### Problem details
Render every entry exactly as it appears.

### Available records
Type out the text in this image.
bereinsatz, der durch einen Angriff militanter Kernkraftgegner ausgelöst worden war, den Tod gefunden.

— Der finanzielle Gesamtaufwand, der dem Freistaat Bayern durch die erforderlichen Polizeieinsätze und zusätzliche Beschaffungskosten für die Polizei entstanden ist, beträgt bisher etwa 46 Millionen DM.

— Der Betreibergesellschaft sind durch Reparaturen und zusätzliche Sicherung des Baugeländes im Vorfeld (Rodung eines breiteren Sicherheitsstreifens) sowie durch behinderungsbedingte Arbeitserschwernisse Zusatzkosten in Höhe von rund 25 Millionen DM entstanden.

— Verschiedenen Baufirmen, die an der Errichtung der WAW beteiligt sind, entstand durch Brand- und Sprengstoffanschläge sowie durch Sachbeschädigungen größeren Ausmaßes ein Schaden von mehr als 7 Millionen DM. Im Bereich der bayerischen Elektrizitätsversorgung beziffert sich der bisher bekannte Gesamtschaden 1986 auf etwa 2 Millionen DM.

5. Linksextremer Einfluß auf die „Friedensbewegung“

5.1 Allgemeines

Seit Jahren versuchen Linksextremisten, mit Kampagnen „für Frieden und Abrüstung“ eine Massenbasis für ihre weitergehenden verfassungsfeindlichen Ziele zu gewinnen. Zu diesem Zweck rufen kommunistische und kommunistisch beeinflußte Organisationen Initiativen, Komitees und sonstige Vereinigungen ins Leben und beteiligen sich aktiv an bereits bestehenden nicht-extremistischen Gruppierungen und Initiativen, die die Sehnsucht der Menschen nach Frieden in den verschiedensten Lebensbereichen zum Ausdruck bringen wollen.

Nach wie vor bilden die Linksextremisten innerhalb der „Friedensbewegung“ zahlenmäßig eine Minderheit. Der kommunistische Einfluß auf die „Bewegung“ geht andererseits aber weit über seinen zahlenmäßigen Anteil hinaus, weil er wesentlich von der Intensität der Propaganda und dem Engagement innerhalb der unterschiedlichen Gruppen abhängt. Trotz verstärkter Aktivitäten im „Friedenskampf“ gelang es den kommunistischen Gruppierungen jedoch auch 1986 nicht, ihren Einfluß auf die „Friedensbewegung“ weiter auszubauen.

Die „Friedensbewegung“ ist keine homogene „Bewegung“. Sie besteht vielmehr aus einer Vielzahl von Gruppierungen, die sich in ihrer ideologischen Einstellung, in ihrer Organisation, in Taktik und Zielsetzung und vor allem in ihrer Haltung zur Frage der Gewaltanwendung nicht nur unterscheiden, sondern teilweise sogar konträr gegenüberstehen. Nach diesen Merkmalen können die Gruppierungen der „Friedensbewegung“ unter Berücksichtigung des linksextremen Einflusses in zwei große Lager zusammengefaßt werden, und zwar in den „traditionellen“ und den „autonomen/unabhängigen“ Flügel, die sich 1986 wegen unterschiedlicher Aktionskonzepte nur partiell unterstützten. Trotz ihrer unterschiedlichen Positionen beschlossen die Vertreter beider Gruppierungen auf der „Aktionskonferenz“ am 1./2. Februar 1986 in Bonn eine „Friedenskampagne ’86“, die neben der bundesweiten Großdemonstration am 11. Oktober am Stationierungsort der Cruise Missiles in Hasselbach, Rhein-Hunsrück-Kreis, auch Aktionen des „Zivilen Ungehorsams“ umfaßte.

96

### Completed task
Type out the text in this image.
bereinsatz, der durch einen Angriff militanter Kernkraftgegner ausgelöst worden war, den Tod gefunden.

— Der finanzielle Gesamtaufwand, der dem Freistaat Bayern durch die erforderlichen Polizeieinsätze und zusätzliche Beschaffungskosten für die Polizei entstanden ist, beträgt bisher etwa 46 Millionen DM.

— Der Betreibergesellschaft sind durch Reparaturen und zusätzliche Sicherung des Baugeländes im Vorfeld (Rodung eines breiteren Sicherheitsstreifens) sowie durch behinderungsbedingte Arbeitserschwernisse Zusatzkosten in Höhe von rund 25 Millionen DM entstanden.

— Verschiedenen Baufirmen, die an der Errichtung der WAW beteiligt sind, entstand durch Brand- und Sprengstoffanschläge sowie durch Sachbeschädigungen größeren Ausmaßes ein Schaden von mehr als 7 Millionen DM. Im Bereich der bayerischen Elektrizitätsversorgung beziffert sich der bisher bekannte Gesamtschaden 1986 auf etwa 2 Millionen DM.

5. Linksextremer Einfluß auf die „Friedensbewegung“

5.1 Allgemeines

Seit Jahren versuchen Linksextremisten, mit Kampagnen „für Frieden und Abrüstung“ eine Massenbasis für ihre weitergehenden verfassungsfeindlichen Ziele zu gewinnen. Zu diesem Zweck rufen kommunistische und kommunistisch beeinflußte Organisationen Initiativen, Komitees und sonstige Vereinigungen ins Leben und beteiligen sich aktiv an bereits bestehenden nicht-extremistischen Gruppierungen und Initiativen, die die Sehnsucht der Menschen nach Frieden in den verschiedensten Lebensbereichen zum Ausdruck bringen wollen.

Nach wie vor bilden die Linksextremisten innerhalb der „Friedensbewegung“ zahlenmäßig eine Minderheit. Der kommunistische Einfluß auf die „Bewegung“ geht andererseits aber weit über seinen zahlenmäßigen Anteil hinaus, weil er wesentlich von der Intensität der Propaganda und dem Engagement innerhalb der unterschiedlichen Gruppen abhängt. Trotz verstärkter Aktivitäten im „Friedenskampf“ gelang es den kommunistischen Gruppierungen jedoch auch 1986 nicht, ihren Einfluß auf die „Friedensbewegung“ weiter auszubauen.

Die „Friedensbewegung“ ist keine homogene „Bewegung“. Sie besteht vielmehr aus einer Vielzahl von Gruppierungen, die sich in ihrer ideologischen Einstellung, in ihrer Organisation, in Taktik und Zielsetzung und vor allem in ihrer Haltung zur Frage der Gewaltanwendung nicht nur unterscheiden, sondern teilweise sogar konträr gegenüberstehen. Nach diesen Merkmalen können die Gruppierungen der „Friedensbewegung“ unter Berücksichtigung des linksextremen Einflusses in zwei große Lager zusammengefaßt werden, und zwar in den „traditionellen“ und den „autonomen/unabhängigen“ Flügel, die sich 1986 wegen unterschiedlicher Aktionskonzepte nur partiell unterstützten. Trotz ihrer unterschiedlichen Positionen beschlossen die Vertreter beider Gruppierungen auf der „Aktionskonferenz“ am 1./2. Februar 1986 in Bonn eine „Friedenskampagne ’86“, die neben der bundesweiten Großdemonstration am 11. Oktober am Stationierungsort der Cruise Missiles in Hasselbach, Rhein-Hunsrück-Kreis, auch Aktionen des „Zivilen Ungehorsams“ umfaßte.

96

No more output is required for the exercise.